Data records
════
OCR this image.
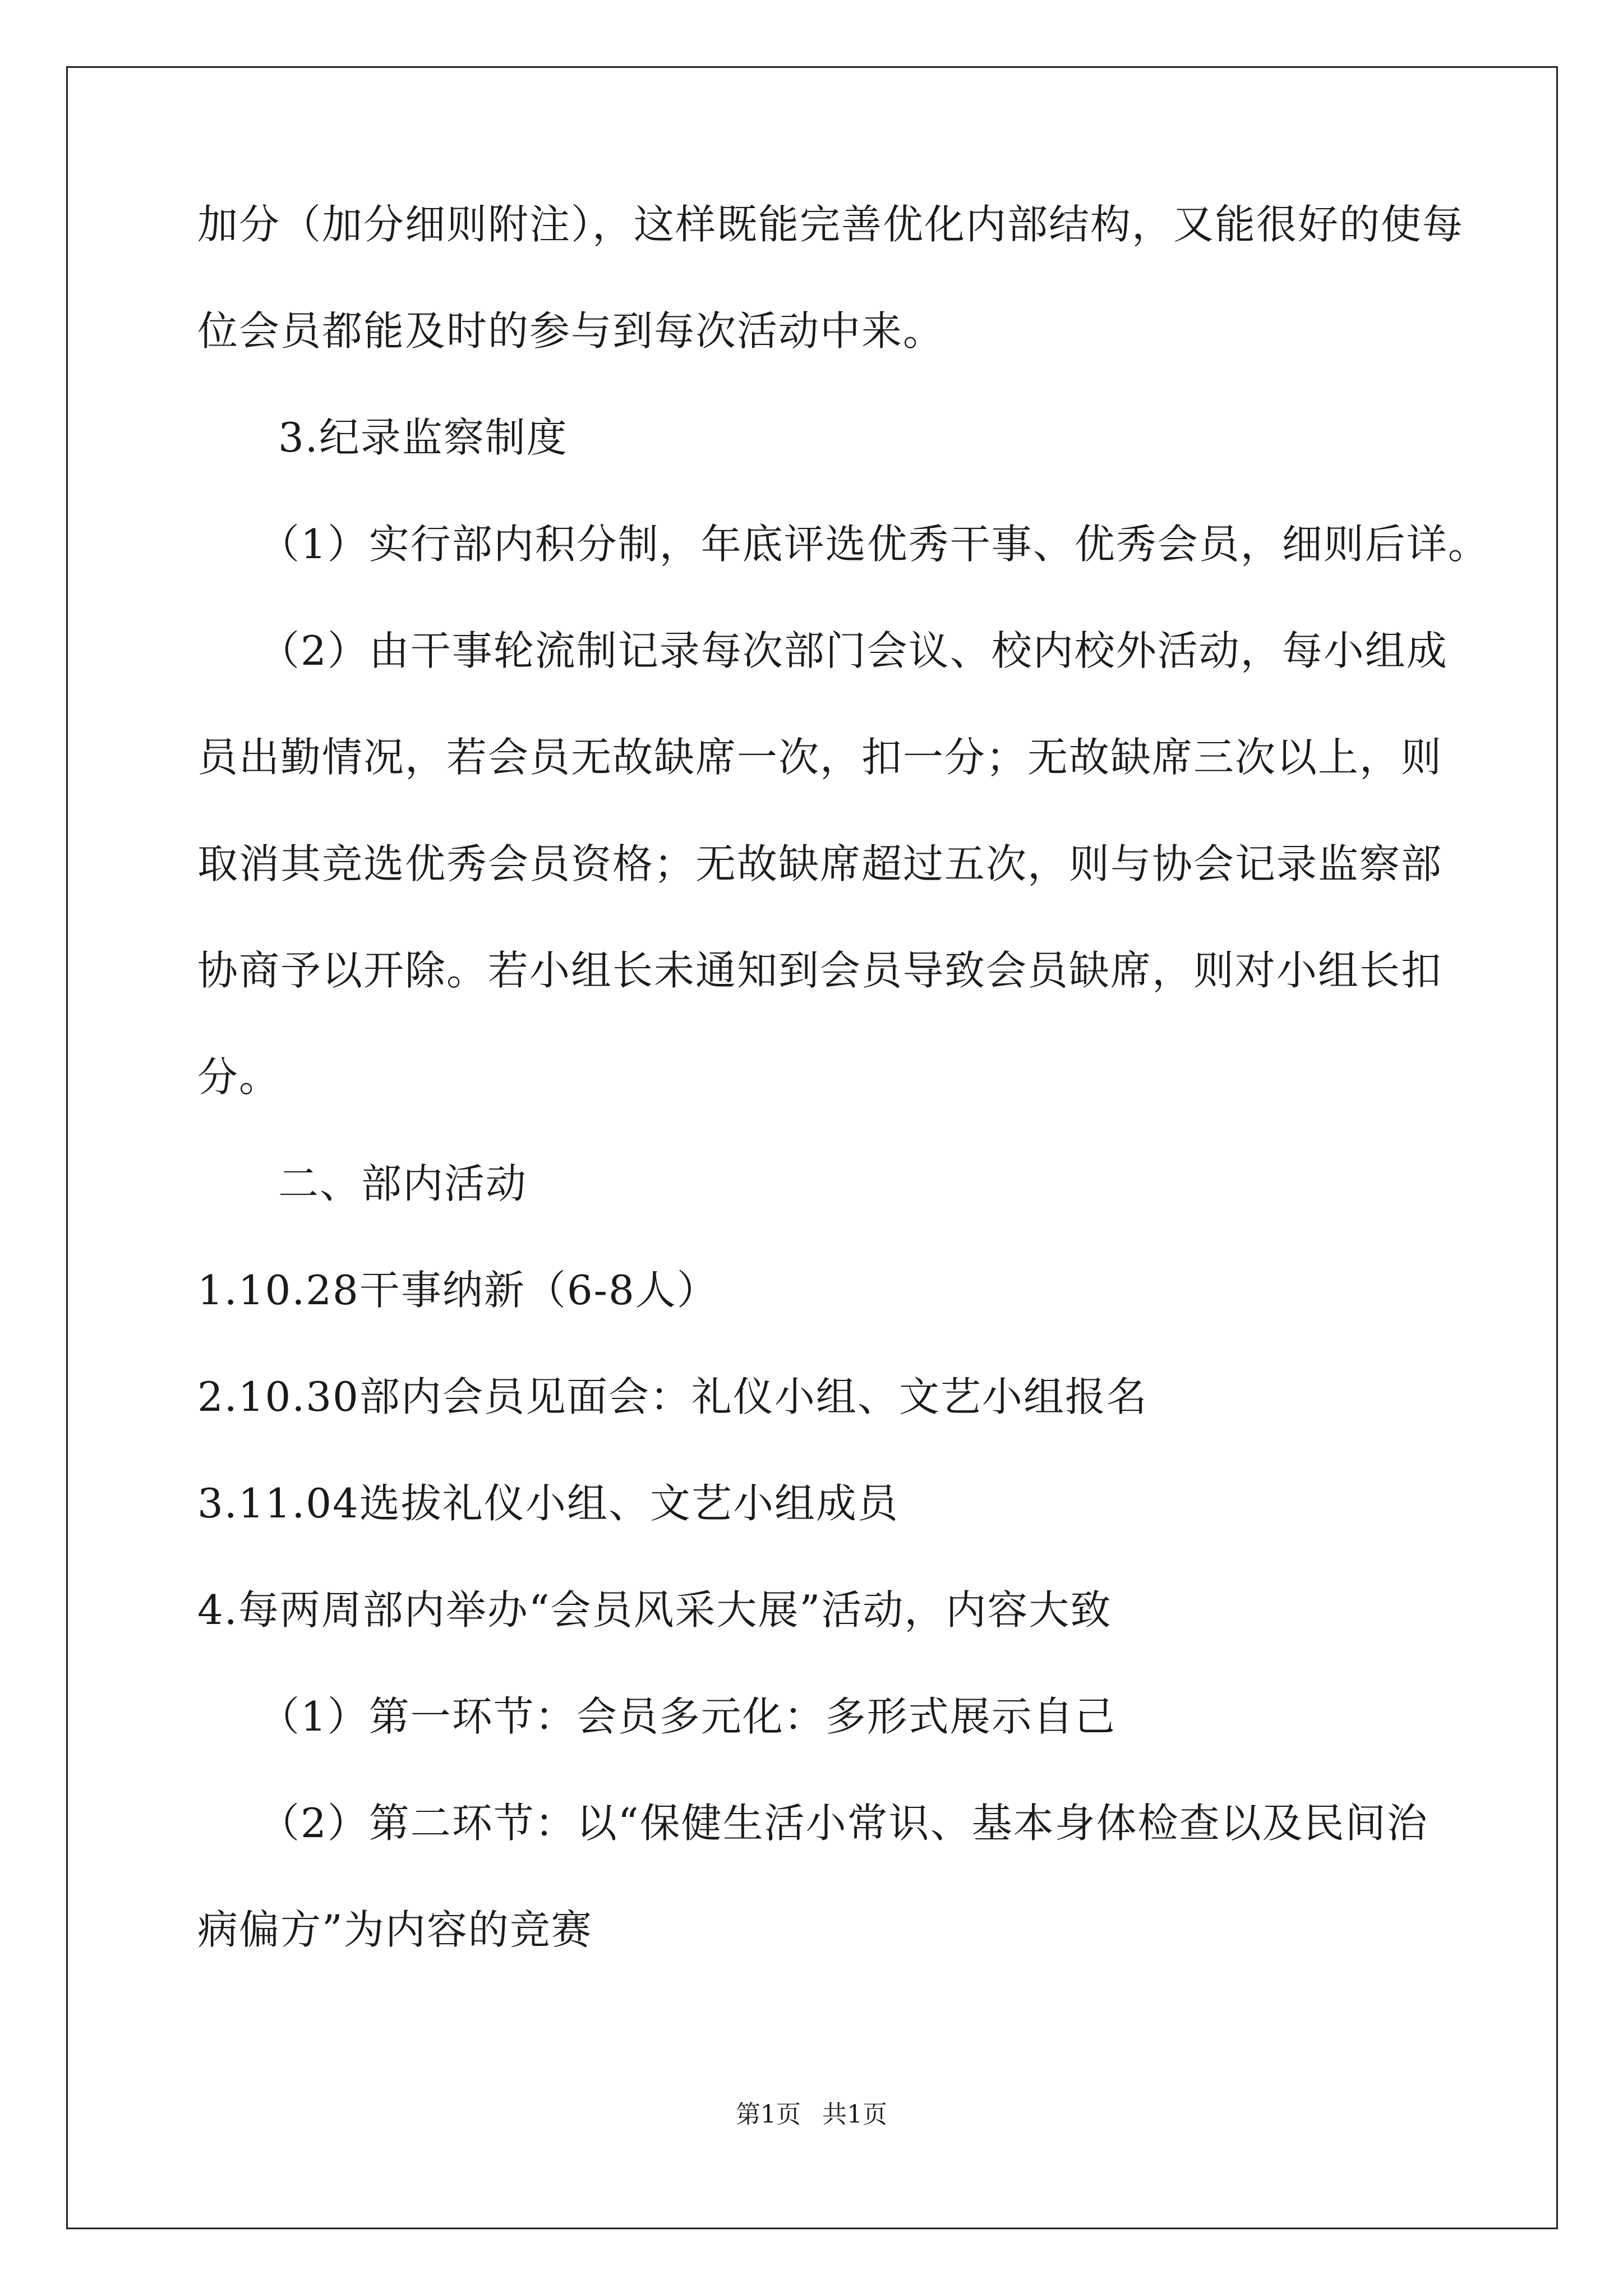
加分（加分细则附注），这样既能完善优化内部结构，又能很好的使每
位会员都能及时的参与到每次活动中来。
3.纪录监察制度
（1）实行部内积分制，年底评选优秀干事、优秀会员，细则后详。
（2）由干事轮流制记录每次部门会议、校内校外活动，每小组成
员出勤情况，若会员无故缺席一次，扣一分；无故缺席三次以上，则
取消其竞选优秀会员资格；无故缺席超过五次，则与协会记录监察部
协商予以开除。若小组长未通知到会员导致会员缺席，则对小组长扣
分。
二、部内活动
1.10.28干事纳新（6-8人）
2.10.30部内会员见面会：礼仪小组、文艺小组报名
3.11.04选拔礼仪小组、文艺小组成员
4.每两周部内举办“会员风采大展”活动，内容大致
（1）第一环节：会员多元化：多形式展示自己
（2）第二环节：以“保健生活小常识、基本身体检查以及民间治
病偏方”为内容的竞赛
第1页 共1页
════
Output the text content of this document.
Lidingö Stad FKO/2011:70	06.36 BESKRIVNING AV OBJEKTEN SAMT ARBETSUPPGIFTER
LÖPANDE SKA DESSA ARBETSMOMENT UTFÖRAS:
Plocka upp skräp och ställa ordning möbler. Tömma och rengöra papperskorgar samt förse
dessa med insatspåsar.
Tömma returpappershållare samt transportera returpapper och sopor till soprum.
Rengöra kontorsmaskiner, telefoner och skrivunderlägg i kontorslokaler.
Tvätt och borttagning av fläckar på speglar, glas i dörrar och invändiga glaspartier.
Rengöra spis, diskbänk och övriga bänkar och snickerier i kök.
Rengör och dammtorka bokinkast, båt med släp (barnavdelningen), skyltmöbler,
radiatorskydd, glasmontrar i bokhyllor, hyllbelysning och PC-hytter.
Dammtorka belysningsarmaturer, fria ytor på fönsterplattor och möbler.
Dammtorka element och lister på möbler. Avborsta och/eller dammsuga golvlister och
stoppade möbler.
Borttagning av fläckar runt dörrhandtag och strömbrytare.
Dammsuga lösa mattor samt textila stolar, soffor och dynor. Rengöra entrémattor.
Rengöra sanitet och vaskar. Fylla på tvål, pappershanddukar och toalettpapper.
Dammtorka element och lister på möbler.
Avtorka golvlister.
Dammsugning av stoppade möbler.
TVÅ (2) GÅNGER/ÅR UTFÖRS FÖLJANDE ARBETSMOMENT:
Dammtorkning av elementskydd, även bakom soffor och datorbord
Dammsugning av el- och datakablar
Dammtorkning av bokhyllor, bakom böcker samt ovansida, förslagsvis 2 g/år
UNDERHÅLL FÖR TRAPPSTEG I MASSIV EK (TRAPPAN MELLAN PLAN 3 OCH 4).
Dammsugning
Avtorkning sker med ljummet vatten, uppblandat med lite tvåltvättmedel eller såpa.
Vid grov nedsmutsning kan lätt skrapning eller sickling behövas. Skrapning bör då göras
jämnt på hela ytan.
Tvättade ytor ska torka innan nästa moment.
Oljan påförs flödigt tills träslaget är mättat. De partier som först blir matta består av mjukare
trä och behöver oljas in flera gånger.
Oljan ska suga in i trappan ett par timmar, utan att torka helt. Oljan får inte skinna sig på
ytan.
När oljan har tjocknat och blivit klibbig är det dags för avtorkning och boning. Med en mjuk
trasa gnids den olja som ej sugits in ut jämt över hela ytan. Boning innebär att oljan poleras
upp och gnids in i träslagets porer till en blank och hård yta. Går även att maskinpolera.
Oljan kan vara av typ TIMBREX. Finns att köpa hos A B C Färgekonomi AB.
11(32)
════
For this exercise, gather every line of the data that contains the word "fläckar".

Exercise result
Tvätt och borttagning av fläckar på speglar, glas i dörrar och invändiga glaspartier.
Borttagning av fläckar runt dörrhandtag och strömbrytare.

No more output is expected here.